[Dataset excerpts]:
::::::
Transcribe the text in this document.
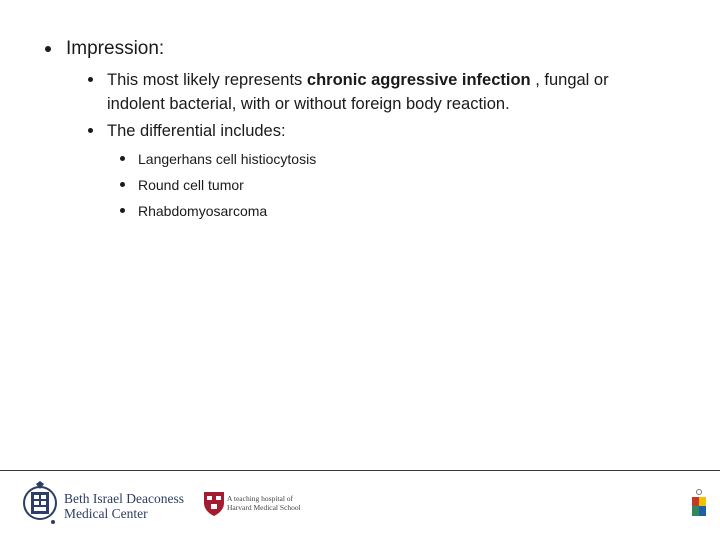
Impression:
This most likely represents chronic aggressive infection , fungal or
indolent bacterial, with or without foreign body reaction.
The differential includes:
Langerhans cell histiocytosis
Round cell tumor
Rhabdomyosarcoma
Beth Israel Deaconess
Medical Center
A teaching hospital of
Harvard Medical School
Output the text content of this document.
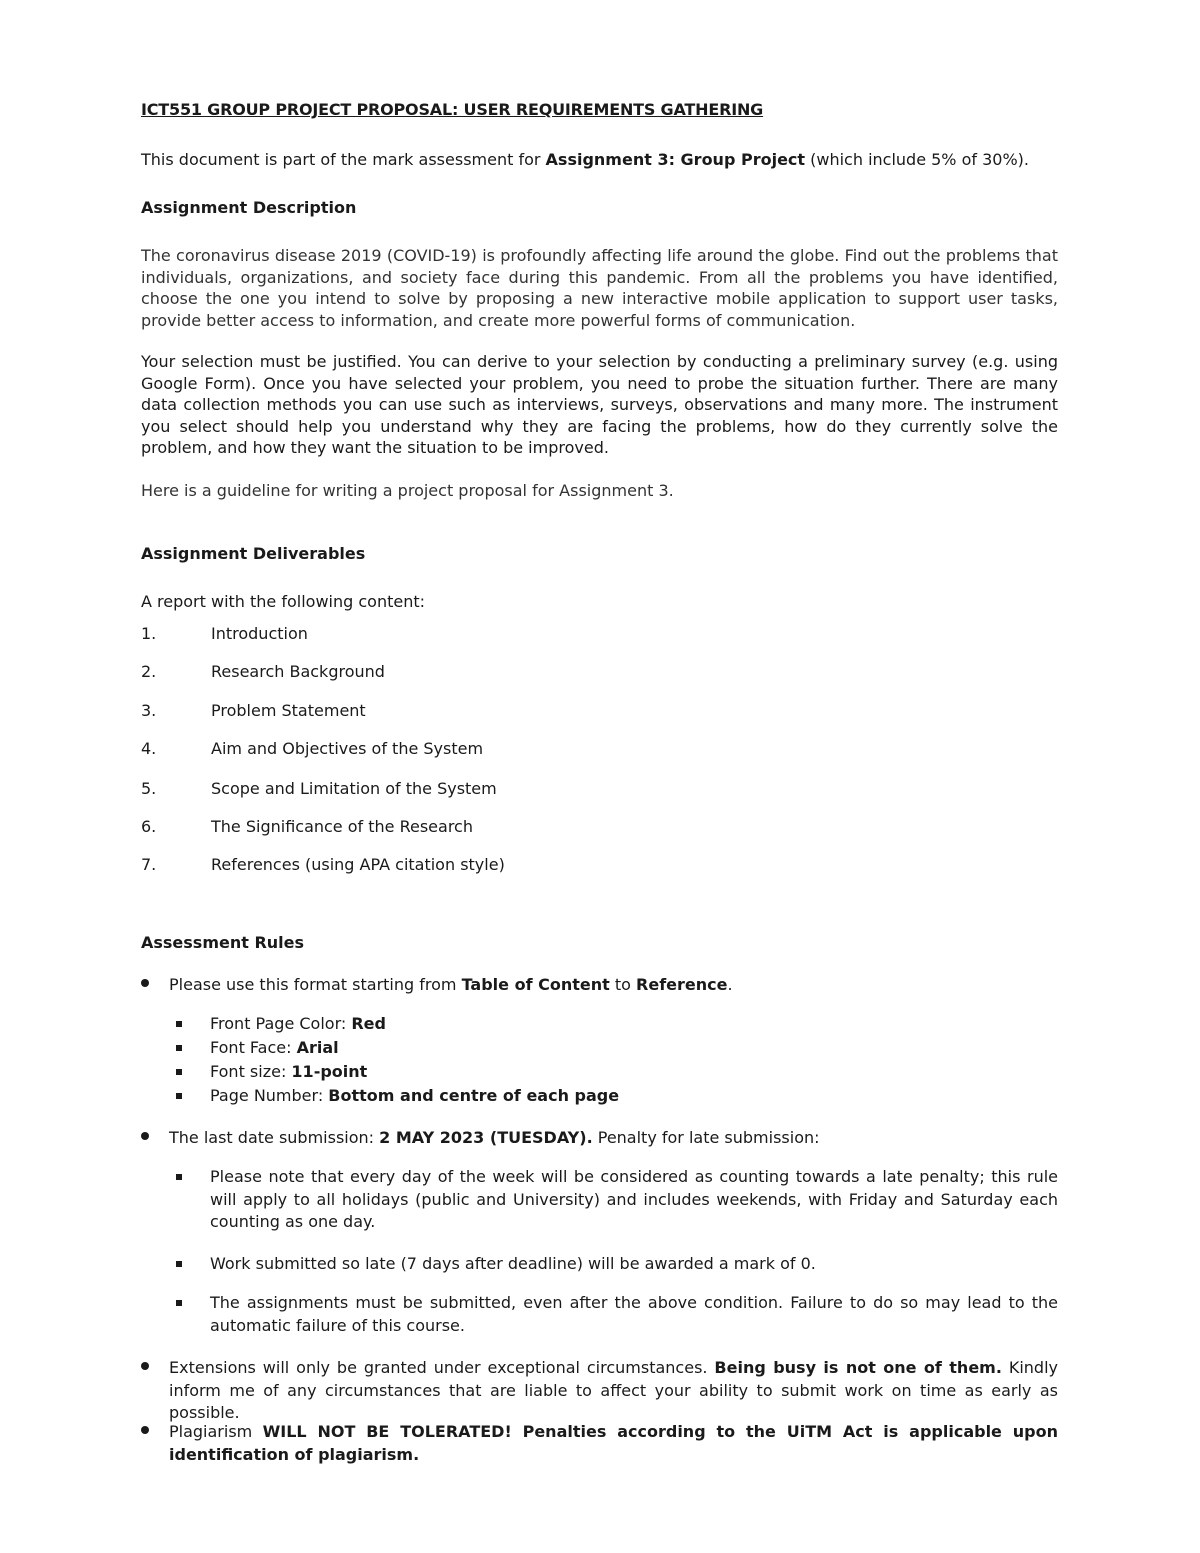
ICT551 GROUP PROJECT PROPOSAL: USER REQUIREMENTS GATHERING

This document is part of the mark assessment for Assignment 3: Group Project (which include 5% of 30%).

Assignment Description

The coronavirus disease 2019 (COVID-19) is profoundly affecting life around the globe. Find out the problems that individuals, organizations, and society face during this pandemic. From all the problems you have identified, choose the one you intend to solve by proposing a new interactive mobile application to support user tasks, provide better access to information, and create more powerful forms of communication.

Your selection must be justified. You can derive to your selection by conducting a preliminary survey (e.g. using Google Form). Once you have selected your problem, you need to probe the situation further. There are many data collection methods you can use such as interviews, surveys, observations and many more. The instrument you select should help you understand why they are facing the problems, how do they currently solve the problem, and how they want the situation to be improved.

Here is a guideline for writing a project proposal for Assignment 3.

Assignment Deliverables

A report with the following content:

1.	Introduction
2.	Research Background
3.	Problem Statement
4.	Aim and Objectives of the System
5.	Scope and Limitation of the System
6.	The Significance of the Research
7.	References (using APA citation style)

Assessment Rules

Please use this format starting from Table of Content to Reference.

Front Page Color: Red

Font Face: Arial

Font size: 11-point

Page Number: Bottom and centre of each page

The last date submission: 2 MAY 2023 (TUESDAY). Penalty for late submission:

Please note that every day of the week will be considered as counting towards a late penalty; this rule will apply to all holidays (public and University) and includes weekends, with Friday and Saturday each counting as one day.

Work submitted so late (7 days after deadline) will be awarded a mark of 0.

The assignments must be submitted, even after the above condition. Failure to do so may lead to the automatic failure of this course.

Extensions will only be granted under exceptional circumstances. Being busy is not one of them. Kindly inform me of any circumstances that are liable to affect your ability to submit work on time as early as possible.

Plagiarism WILL NOT BE TOLERATED! Penalties according to the UiTM Act is applicable upon identification of plagiarism.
::::::
Excluding the images, return each record above precisely as written.

[Exercise answer]:
Transcribe the text in this document.
Impression:
This most likely represents chronic aggressive infection , fungal or
indolent bacterial, with or without foreign body reaction.
The differential includes:
Langerhans cell histiocytosis
Round cell tumor
Rhabdomyosarcoma
Beth Israel Deaconess
Medical Center
A teaching hospital of
Harvard Medical School
Output the text content of this document.
ICT551 GROUP PROJECT PROPOSAL: USER REQUIREMENTS GATHERING

This document is part of the mark assessment for Assignment 3: Group Project (which include 5% of 30%).

Assignment Description

The coronavirus disease 2019 (COVID-19) is profoundly affecting life around the globe. Find out the problems that individuals, organizations, and society face during this pandemic. From all the problems you have identified, choose the one you intend to solve by proposing a new interactive mobile application to support user tasks, provide better access to information, and create more powerful forms of communication.

Your selection must be justified. You can derive to your selection by conducting a preliminary survey (e.g. using Google Form). Once you have selected your problem, you need to probe the situation further. There are many data collection methods you can use such as interviews, surveys, observations and many more. The instrument you select should help you understand why they are facing the problems, how do they currently solve the problem, and how they want the situation to be improved.

Here is a guideline for writing a project proposal for Assignment 3.

Assignment Deliverables

A report with the following content:

1.	Introduction
2.	Research Background
3.	Problem Statement
4.	Aim and Objectives of the System
5.	Scope and Limitation of the System
6.	The Significance of the Research
7.	References (using APA citation style)

Assessment Rules

Please use this format starting from Table of Content to Reference.

Front Page Color: Red

Font Face: Arial

Font size: 11-point

Page Number: Bottom and centre of each page

The last date submission: 2 MAY 2023 (TUESDAY). Penalty for late submission:

Please note that every day of the week will be considered as counting towards a late penalty; this rule will apply to all holidays (public and University) and includes weekends, with Friday and Saturday each counting as one day.

Work submitted so late (7 days after deadline) will be awarded a mark of 0.

The assignments must be submitted, even after the above condition. Failure to do so may lead to the automatic failure of this course.

Extensions will only be granted under exceptional circumstances. Being busy is not one of them. Kindly inform me of any circumstances that are liable to affect your ability to submit work on time as early as possible.

Plagiarism WILL NOT BE TOLERATED! Penalties according to the UiTM Act is applicable upon identification of plagiarism.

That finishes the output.